• EXERCISE DIRECTIONS
Leave out the pictures and transcribe the rest of the records exactly.

• ENTRIES
▼
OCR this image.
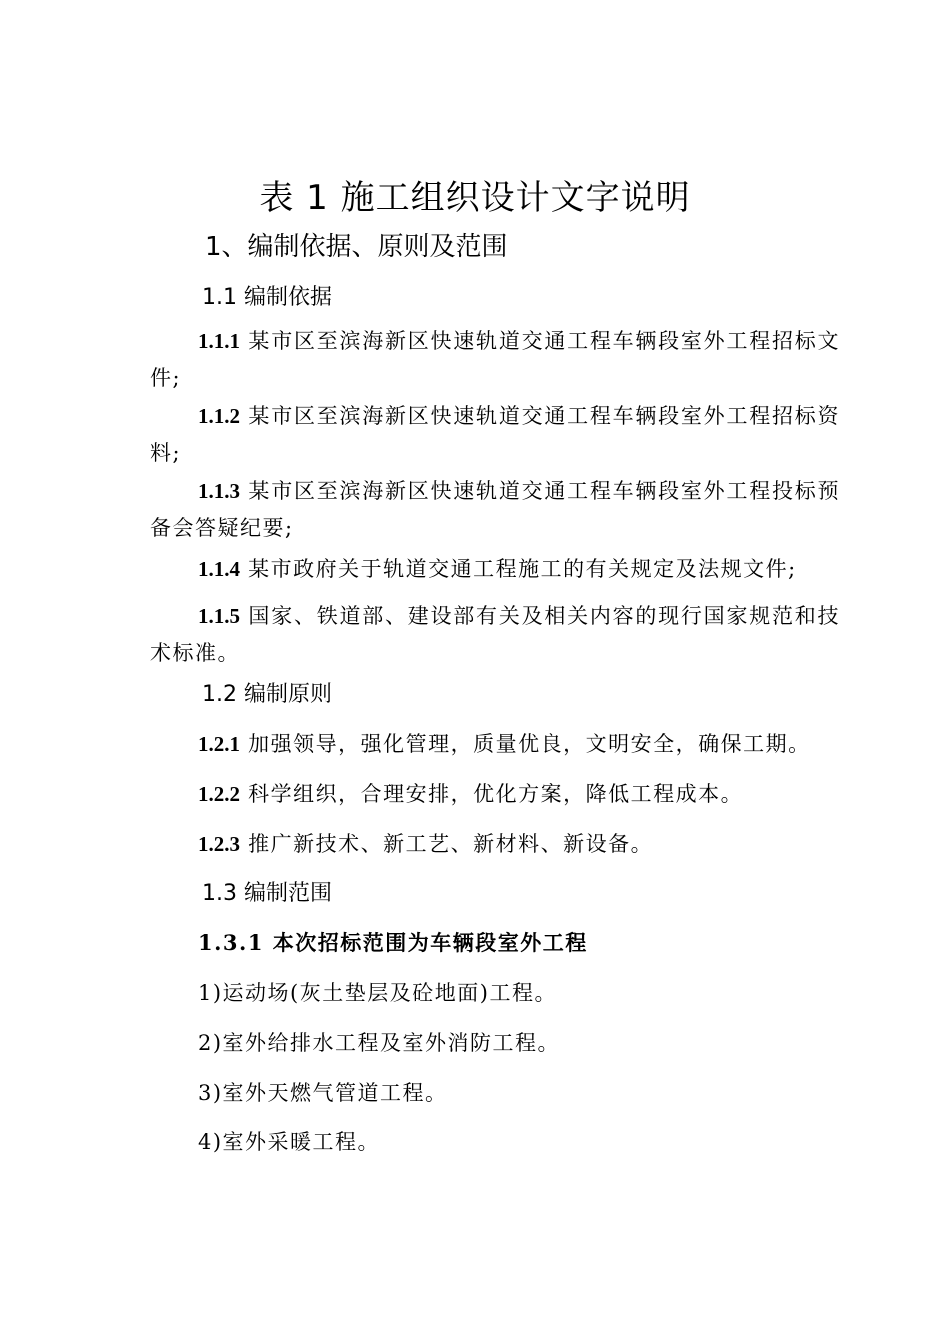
表 1 施工组织设计文字说明
1、编制依据、原则及范围
1.1 编制依据
1.1.1 某市区至滨海新区快速轨道交通工程车辆段室外工程招标文件;
1.1.2 某市区至滨海新区快速轨道交通工程车辆段室外工程招标资料;
1.1.3 某市区至滨海新区快速轨道交通工程车辆段室外工程投标预备会答疑纪要;
1.1.4 某市政府关于轨道交通工程施工的有关规定及法规文件;
1.1.5 国家、铁道部、建设部有关及相关内容的现行国家规范和技术标准。
1.2 编制原则
1.2.1 加强领导，强化管理，质量优良，文明安全，确保工期。
1.2.2 科学组织，合理安排，优化方案，降低工程成本。
1.2.3 推广新技术、新工艺、新材料、新设备。
1.3 编制范围
1.3.1 本次招标范围为车辆段室外工程
1)运动场(灰土垫层及砼地面)工程。
2)室外给排水工程及室外消防工程。
3)室外天燃气管道工程。
4)室外采暖工程。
▲
• REPLY
OCR this image.
表 1 施工组织设计文字说明
1、编制依据、原则及范围
1.1 编制依据
1.1.1 某市区至滨海新区快速轨道交通工程车辆段室外工程招标文件;
1.1.2 某市区至滨海新区快速轨道交通工程车辆段室外工程招标资料;
1.1.3 某市区至滨海新区快速轨道交通工程车辆段室外工程投标预备会答疑纪要;
1.1.4 某市政府关于轨道交通工程施工的有关规定及法规文件;
1.1.5 国家、铁道部、建设部有关及相关内容的现行国家规范和技术标准。
1.2 编制原则
1.2.1 加强领导，强化管理，质量优良，文明安全，确保工期。
1.2.2 科学组织，合理安排，优化方案，降低工程成本。
1.2.3 推广新技术、新工艺、新材料、新设备。
1.3 编制范围
1.3.1 本次招标范围为车辆段室外工程
1)运动场(灰土垫层及砼地面)工程。
2)室外给排水工程及室外消防工程。
3)室外天燃气管道工程。
4)室外采暖工程。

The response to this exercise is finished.